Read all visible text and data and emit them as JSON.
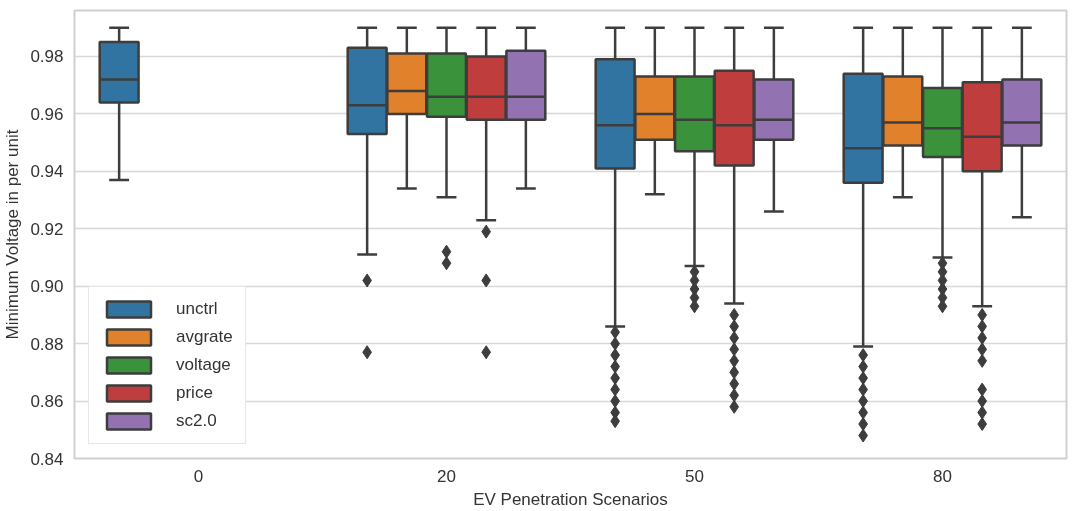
{
  "chart_data": {
    "type": "box",
    "xlabel": "EV Penetration Scenarios",
    "ylabel": "Minimum Voltage in per unit",
    "categories": [
      "0",
      "20",
      "50",
      "80"
    ],
    "ylim": [
      0.84,
      0.996
    ],
    "yticks": [
      0.84,
      0.86,
      0.88,
      {
        "value": 0.9,
        "label": "0.90"
      },
      0.92,
      0.94,
      0.96,
      0.98
    ],
    "grid": "y",
    "legend": "bottom left",
    "marker": "diamond",
    "series": [
      {
        "name": "unctrl",
        "color": "#3274a1",
        "boxes": [
          {
            "low": 0.937,
            "q1": 0.964,
            "median": 0.972,
            "q3": 0.985,
            "high": 0.99
          },
          {
            "low": 0.911,
            "q1": 0.953,
            "median": 0.963,
            "q3": 0.983,
            "high": 0.99,
            "outliers": [
              0.902,
              0.877
            ]
          },
          {
            "low": 0.886,
            "q1": 0.941,
            "median": 0.956,
            "q3": 0.979,
            "high": 0.99,
            "outliers": [
              0.884,
              0.88,
              0.876,
              0.872,
              0.868,
              0.864,
              0.86,
              0.856,
              0.853
            ]
          },
          {
            "low": 0.879,
            "q1": 0.936,
            "median": 0.948,
            "q3": 0.974,
            "high": 0.99,
            "outliers": [
              0.876,
              0.872,
              0.868,
              0.864,
              0.86,
              0.856,
              0.852,
              0.848
            ]
          }
        ]
      },
      {
        "name": "avgrate",
        "color": "#e1812c",
        "boxes": [
          null,
          {
            "low": 0.934,
            "q1": 0.96,
            "median": 0.968,
            "q3": 0.981,
            "high": 0.99
          },
          {
            "low": 0.932,
            "q1": 0.951,
            "median": 0.96,
            "q3": 0.973,
            "high": 0.99
          },
          {
            "low": 0.931,
            "q1": 0.949,
            "median": 0.957,
            "q3": 0.973,
            "high": 0.99
          }
        ]
      },
      {
        "name": "voltage",
        "color": "#3a923a",
        "boxes": [
          null,
          {
            "low": 0.931,
            "q1": 0.959,
            "median": 0.966,
            "q3": 0.981,
            "high": 0.99,
            "outliers": [
              0.912,
              0.908
            ]
          },
          {
            "low": 0.907,
            "q1": 0.947,
            "median": 0.958,
            "q3": 0.973,
            "high": 0.99,
            "outliers": [
              0.905,
              0.902,
              0.899,
              0.896,
              0.893
            ]
          },
          {
            "low": 0.91,
            "q1": 0.945,
            "median": 0.955,
            "q3": 0.969,
            "high": 0.99,
            "outliers": [
              0.908,
              0.905,
              0.902,
              0.899,
              0.896,
              0.893
            ]
          }
        ]
      },
      {
        "name": "price",
        "color": "#c03d3e",
        "boxes": [
          null,
          {
            "low": 0.923,
            "q1": 0.958,
            "median": 0.966,
            "q3": 0.98,
            "high": 0.99,
            "outliers": [
              0.919,
              0.902,
              0.877
            ]
          },
          {
            "low": 0.894,
            "q1": 0.942,
            "median": 0.956,
            "q3": 0.975,
            "high": 0.99,
            "outliers": [
              0.89,
              0.886,
              0.882,
              0.878,
              0.874,
              0.87,
              0.866,
              0.862,
              0.858
            ]
          },
          {
            "low": 0.893,
            "q1": 0.94,
            "median": 0.952,
            "q3": 0.971,
            "high": 0.99,
            "outliers": [
              0.89,
              0.886,
              0.882,
              0.878,
              0.874,
              0.864,
              0.86,
              0.856,
              0.852
            ]
          }
        ]
      },
      {
        "name": "sc2.0",
        "color": "#9372b2",
        "boxes": [
          null,
          {
            "low": 0.934,
            "q1": 0.958,
            "median": 0.966,
            "q3": 0.982,
            "high": 0.99
          },
          {
            "low": 0.926,
            "q1": 0.951,
            "median": 0.958,
            "q3": 0.972,
            "high": 0.99
          },
          {
            "low": 0.924,
            "q1": 0.949,
            "median": 0.957,
            "q3": 0.972,
            "high": 0.99
          }
        ]
      }
    ]
  }
}
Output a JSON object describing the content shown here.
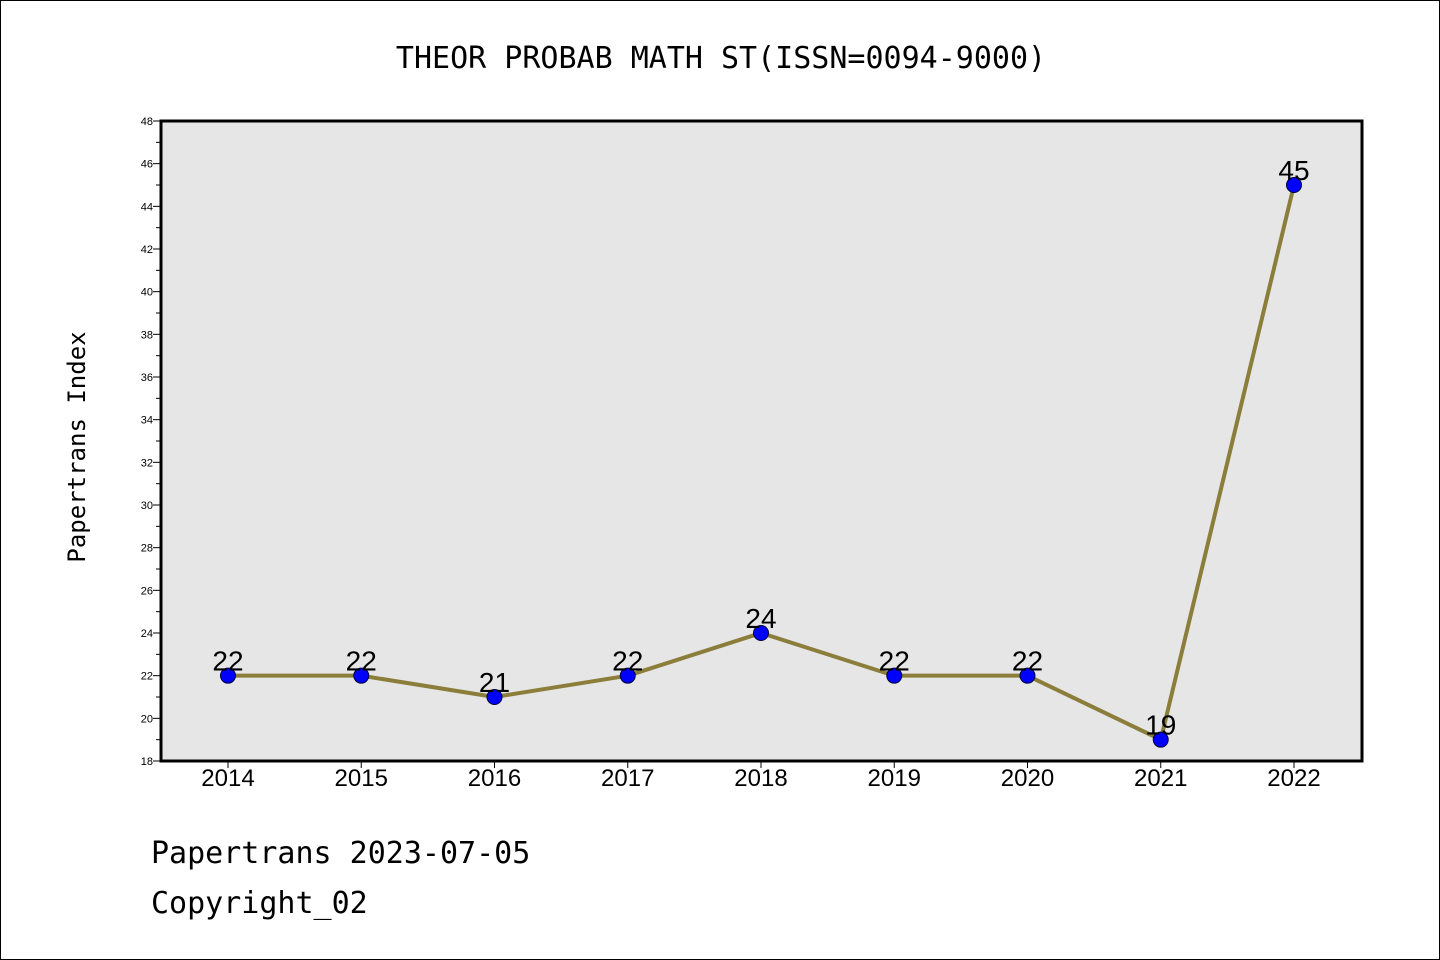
{
  "chart_data": {
    "type": "line",
    "title": "THEOR PROBAB MATH ST(ISSN=0094-9000)",
    "xlabel": "",
    "ylabel": "Papertrans Index",
    "categories": [
      "2014",
      "2015",
      "2016",
      "2017",
      "2018",
      "2019",
      "2020",
      "2021",
      "2022"
    ],
    "series": [
      {
        "values": [
          22,
          22,
          21,
          22,
          24,
          22,
          22,
          19,
          45
        ]
      }
    ],
    "data_labels": [
      "22",
      "22",
      "21",
      "22",
      "24",
      "22",
      "22",
      "19",
      "45"
    ],
    "ylim": [
      18,
      48
    ],
    "yticks": [
      "18",
      "20",
      "22",
      "24",
      "26",
      "28",
      "30",
      "32",
      "34",
      "36",
      "38",
      "40",
      "42",
      "44",
      "46",
      "48"
    ],
    "grid": false,
    "legend": "none",
    "colors": {
      "line": "#8B7D3A",
      "marker": "#0000FF",
      "plot_background": "#E6E6E6"
    }
  },
  "footer": {
    "line1": "Papertrans 2023-07-05",
    "line2": "Copyright_02"
  }
}
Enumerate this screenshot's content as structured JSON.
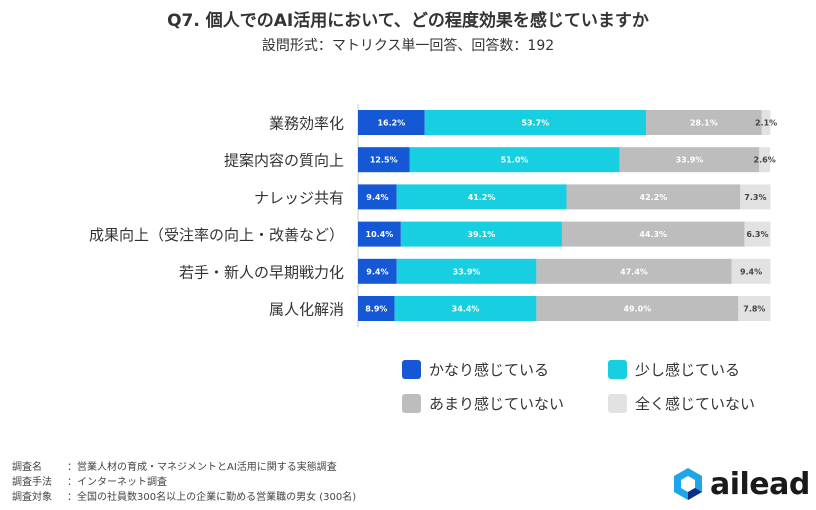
{
  "header": {
    "title": "Q7. 個人でのAI活用において、どの程度効果を感じていますか",
    "subtitle": "設問形式：マトリクス単一回答、回答数：192"
  },
  "colors": {
    "strong": "#1558d6",
    "somewhat": "#17cfe0",
    "not_much": "#bdbdbd",
    "not_at_all": "#e2e2e2",
    "logo_accent": "#1ea7e8",
    "logo_dark": "#0d2d8a"
  },
  "chart_data": {
    "type": "bar",
    "orientation": "horizontal-stacked-100",
    "categories": [
      "業務効率化",
      "提案内容の質向上",
      "ナレッジ共有",
      "成果向上（受注率の向上・改善など）",
      "若手・新人の早期戦力化",
      "属人化解消"
    ],
    "series": [
      {
        "name": "かなり感じている",
        "values": [
          16.2,
          12.5,
          9.4,
          10.4,
          9.4,
          8.9
        ],
        "labels": [
          "16.2%",
          "12.5%",
          "9.4%",
          "10.4%",
          "9.4%",
          "8.9%"
        ]
      },
      {
        "name": "少し感じている",
        "values": [
          53.7,
          51.0,
          41.2,
          39.1,
          33.9,
          34.4
        ],
        "labels": [
          "53.7%",
          "51.0%",
          "41.2%",
          "39.1%",
          "33.9%",
          "34.4%"
        ]
      },
      {
        "name": "あまり感じていない",
        "values": [
          28.1,
          33.9,
          42.2,
          44.3,
          47.4,
          49.0
        ],
        "labels": [
          "28.1%",
          "33.9%",
          "42.2%",
          "44.3%",
          "47.4%",
          "49.0%"
        ]
      },
      {
        "name": "全く感じていない",
        "values": [
          2.1,
          2.6,
          7.3,
          6.3,
          9.4,
          7.8
        ],
        "labels": [
          "2.1%",
          "2.6%",
          "7.3%",
          "6.3%",
          "9.4%",
          "7.8%"
        ]
      }
    ],
    "xlim": [
      0,
      100
    ],
    "legend": [
      "かなり感じている",
      "少し感じている",
      "あまり感じていない",
      "全く感じていない"
    ]
  },
  "footnotes": [
    {
      "label": "調査名",
      "text": "：営業人材の育成・マネジメントとAI活用に関する実態調査"
    },
    {
      "label": "調査手法",
      "text": "：インターネット調査"
    },
    {
      "label": "調査対象",
      "text": "：全国の社員数300名以上の企業に勤める営業職の男女 (300名)"
    }
  ],
  "logo": {
    "text": "ailead"
  }
}
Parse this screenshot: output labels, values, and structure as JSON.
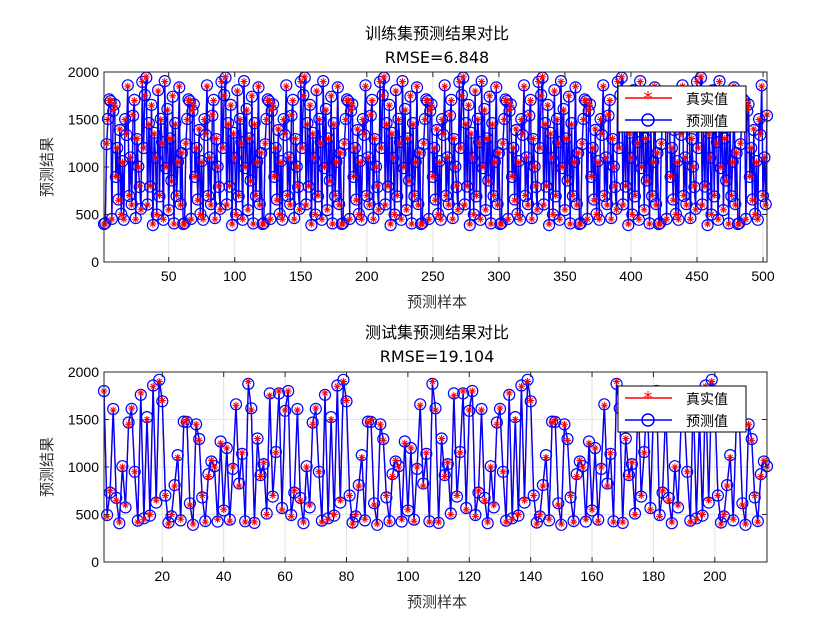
{
  "chart_data": [
    {
      "type": "line",
      "title": "训练集预测结果对比",
      "subtitle": "RMSE=6.848",
      "xlabel": "预测样本",
      "ylabel": "预测结果",
      "xlim": [
        1,
        503
      ],
      "ylim": [
        0,
        2000
      ],
      "xticks": [
        50,
        100,
        150,
        200,
        250,
        300,
        350,
        400,
        450,
        500
      ],
      "yticks": [
        0,
        500,
        1000,
        1500,
        2000
      ],
      "grid": true,
      "legend_position": "top-right",
      "n_points": 503,
      "series": [
        {
          "name": "真实值",
          "color": "#ff0000",
          "marker": "asterisk"
        },
        {
          "name": "预测值",
          "color": "#0000ff",
          "marker": "circle"
        }
      ],
      "pattern_values": [
        400,
        400,
        1250,
        1500,
        1700,
        1700,
        450,
        1600,
        1650,
        900,
        1200,
        650,
        1400,
        500,
        1050,
        450,
        1500,
        1350,
        1850,
        700,
        1100,
        600,
        1550,
        1700,
        450,
        1300,
        1000,
        800,
        550,
        1900,
        1200,
        1750,
        1950,
        600,
        1450,
        800,
        1650,
        400,
        1350,
        1100,
        500,
        1800,
        700,
        1500,
        1250,
        450,
        1900,
        1000,
        1600,
        550,
        1300,
        850,
        1750,
        400,
        1450,
        700,
        1050,
        1850,
        600,
        1150
      ],
      "predicted_offsets": [
        0,
        8,
        -10,
        6,
        12,
        -6,
        4,
        -12,
        10,
        -4
      ]
    },
    {
      "type": "line",
      "title": "测试集预测结果对比",
      "subtitle": "RMSE=19.104",
      "xlabel": "预测样本",
      "ylabel": "预测结果",
      "xlim": [
        1,
        217
      ],
      "ylim": [
        0,
        2000
      ],
      "xticks": [
        20,
        40,
        60,
        80,
        100,
        120,
        140,
        160,
        180,
        200
      ],
      "yticks": [
        0,
        500,
        1000,
        1500,
        2000
      ],
      "grid": true,
      "legend_position": "top-right",
      "n_points": 217,
      "series": [
        {
          "name": "真实值",
          "color": "#ff0000",
          "marker": "asterisk"
        },
        {
          "name": "预测值",
          "color": "#0000ff",
          "marker": "circle"
        }
      ],
      "pattern_values": [
        1800,
        480,
        750,
        1600,
        650,
        420,
        1000,
        600,
        1450,
        1620,
        950,
        420,
        1780,
        450,
        1500,
        500,
        1850,
        650,
        1900,
        1700,
        700,
        400,
        500,
        800,
        1100,
        450,
        1470,
        1500,
        600,
        400,
        1450,
        1280,
        700,
        420,
        900,
        1070,
        1000,
        450,
        1250,
        550,
        1200,
        430,
        1000,
        1650,
        800,
        1150,
        420,
        1900,
        1600,
        420,
        1300,
        900,
        1050,
        500,
        1750,
        700,
        1150,
        1800,
        550,
        1600
      ],
      "predicted_offsets": [
        0,
        15,
        -20,
        10,
        25,
        -12,
        8,
        -25,
        18,
        -8
      ]
    }
  ]
}
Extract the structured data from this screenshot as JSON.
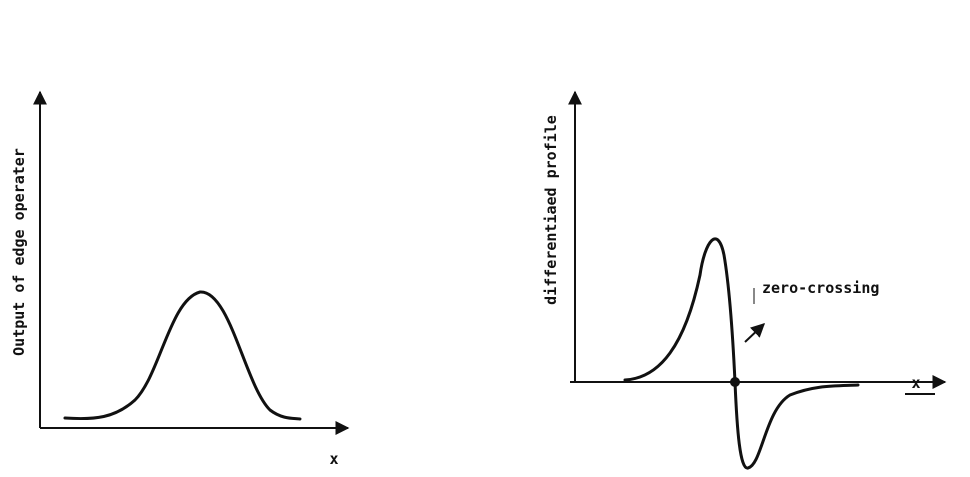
{
  "panels": [
    {
      "y_label": "Output of edge operater",
      "x_label": "x"
    },
    {
      "y_label": "differentiaed profile",
      "x_label": "x",
      "annotation": "zero-crossing"
    }
  ]
}
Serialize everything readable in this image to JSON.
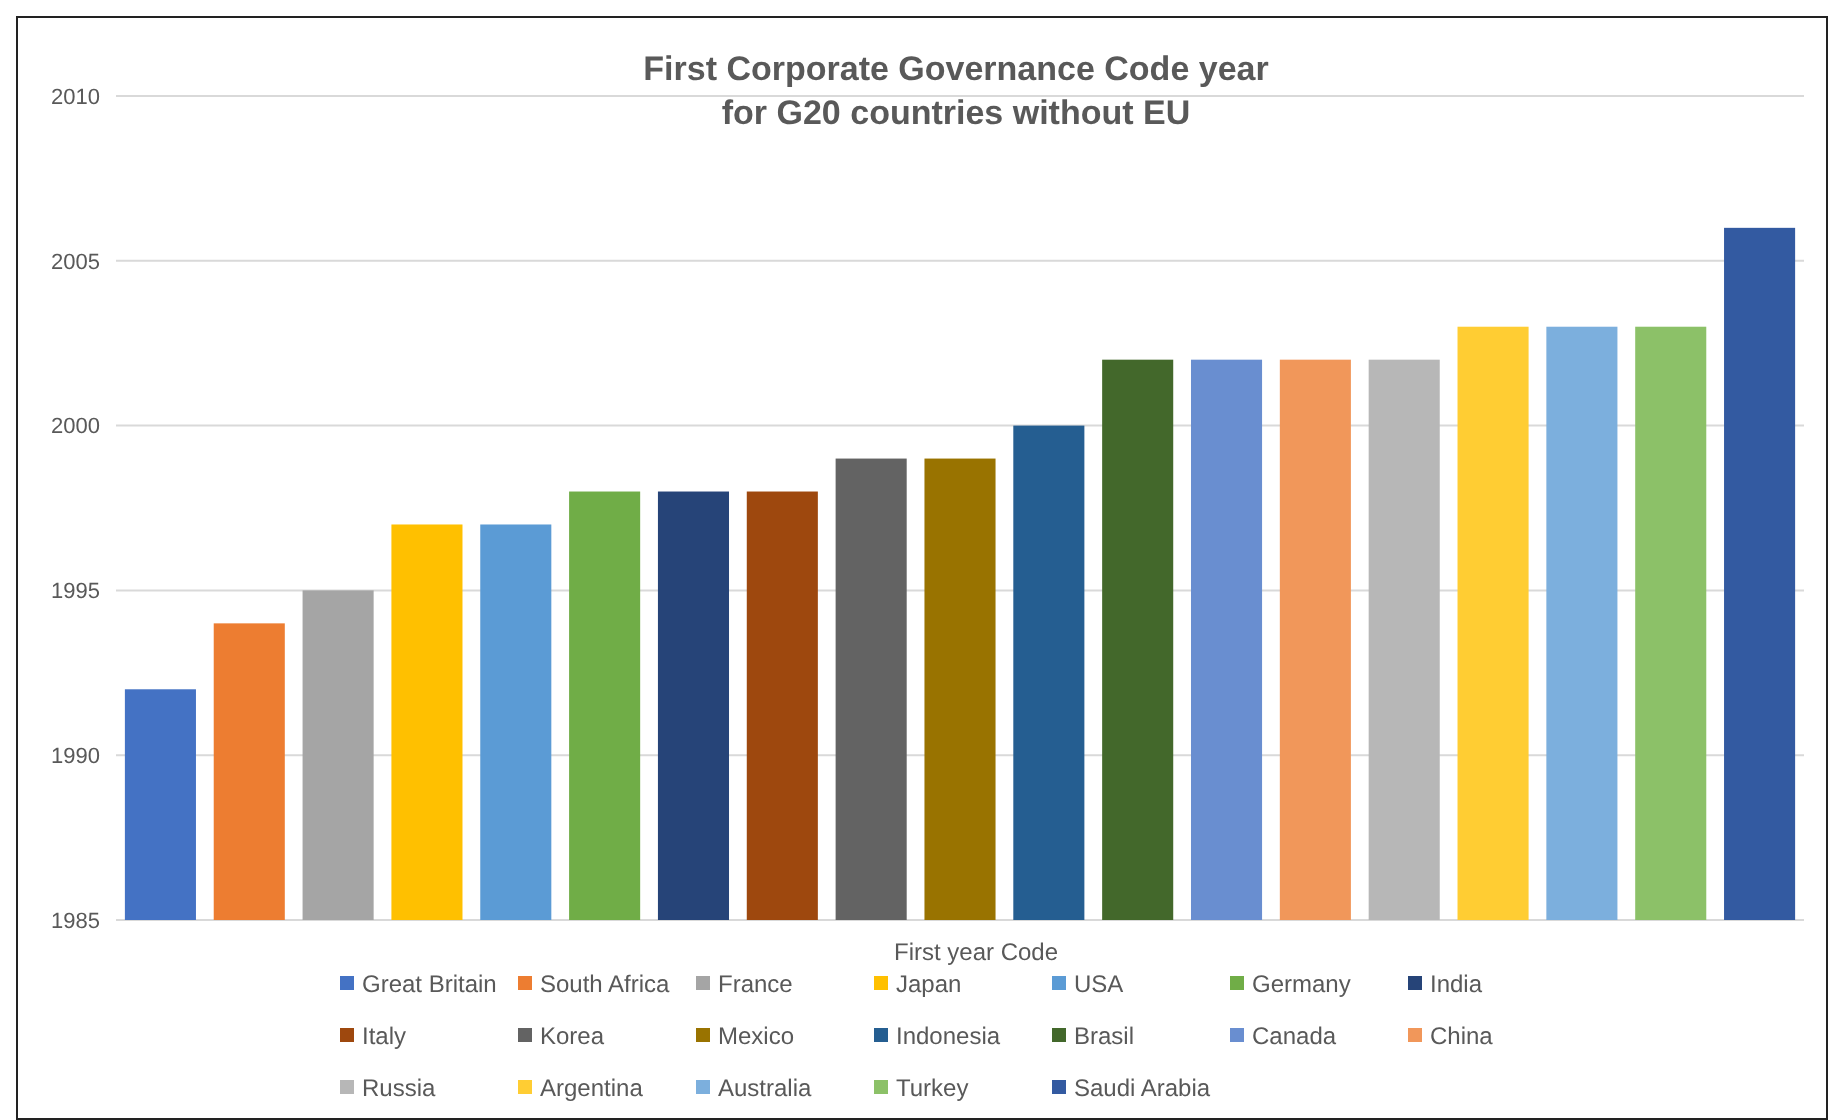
###
* **Your task**: Search the lines for "structured". Copy each line that has it.

* **Response**:
Enumerate this screenshot's content as structured JSON.
Extract the structured data from this screenshot as JSON.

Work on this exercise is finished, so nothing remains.